(Stored records)
━━━━━━

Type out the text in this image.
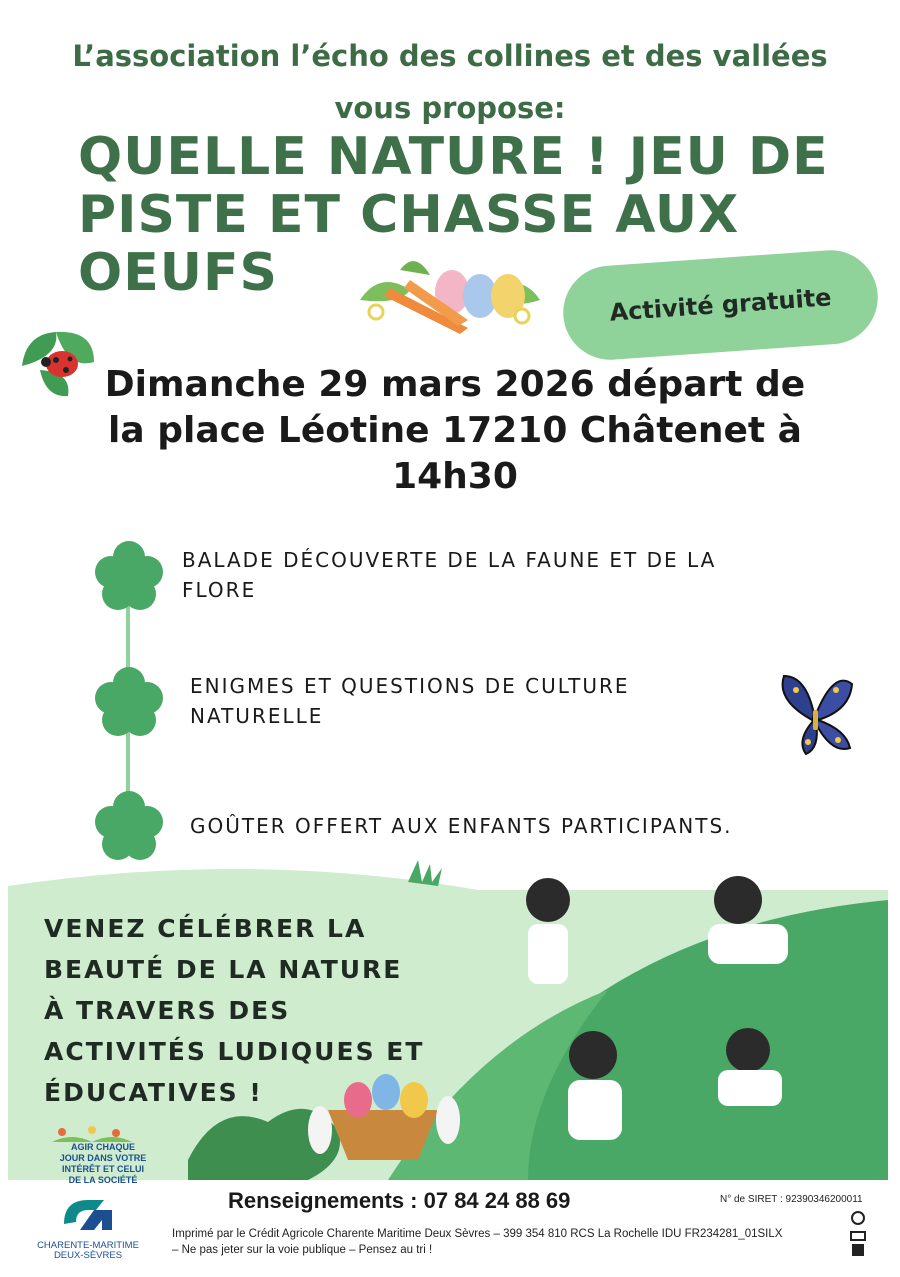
L’association l’écho des collines et des vallées
vous propose:
QUELLE NATURE ! JEU DE
PISTE ET CHASSE AUX
OEUFS
Activité gratuite
Dimanche 29 mars 2026 départ de
la place Léotine 17210 Châtenet à
14h30
BALADE DÉCOUVERTE DE LA FAUNE ET DE LA
FLORE
ENIGMES ET QUESTIONS DE CULTURE
NATURELLE
GOÛTER OFFERT AUX ENFANTS PARTICIPANTS.
VENEZ CÉLÉBRER LA
BEAUTÉ DE LA NATURE
À TRAVERS DES
ACTIVITÉS LUDIQUES ET
ÉDUCATIVES !
AGIR CHAQUE
JOUR DANS VOTRE
INTÉRÊT ET CELUI
DE LA SOCIÉTÉ
CHARENTE-MARITIME
DEUX-SÈVRES
Renseignements : 07 84 24 88 69	N° de SIRET : 92390346200011
Imprimé par le Crédit Agricole Charente Maritime Deux Sèvres – 399 354 810 RCS La Rochelle IDU FR234281_01SILX
– Ne pas jeter sur la voie publique – Pensez au tri !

━━━━━━

Quote all of the entries word for word, omitting any pictures.

• [Answer to the problem]
Type out the text in this image.
L’association l’écho des collines et des vallées
vous propose:
QUELLE NATURE ! JEU DE
PISTE ET CHASSE AUX
OEUFS
Activité gratuite
Dimanche 29 mars 2026 départ de
la place Léotine 17210 Châtenet à
14h30
BALADE DÉCOUVERTE DE LA FAUNE ET DE LA
FLORE
ENIGMES ET QUESTIONS DE CULTURE
NATURELLE
GOÛTER OFFERT AUX ENFANTS PARTICIPANTS.
VENEZ CÉLÉBRER LA
BEAUTÉ DE LA NATURE
À TRAVERS DES
ACTIVITÉS LUDIQUES ET
ÉDUCATIVES !
AGIR CHAQUE
JOUR DANS VOTRE
INTÉRÊT ET CELUI
DE LA SOCIÉTÉ
CHARENTE-MARITIME
DEUX-SÈVRES
Renseignements : 07 84 24 88 69	N° de SIRET : 92390346200011
Imprimé par le Crédit Agricole Charente Maritime Deux Sèvres – 399 354 810 RCS La Rochelle IDU FR234281_01SILX
– Ne pas jeter sur la voie publique – Pensez au tri !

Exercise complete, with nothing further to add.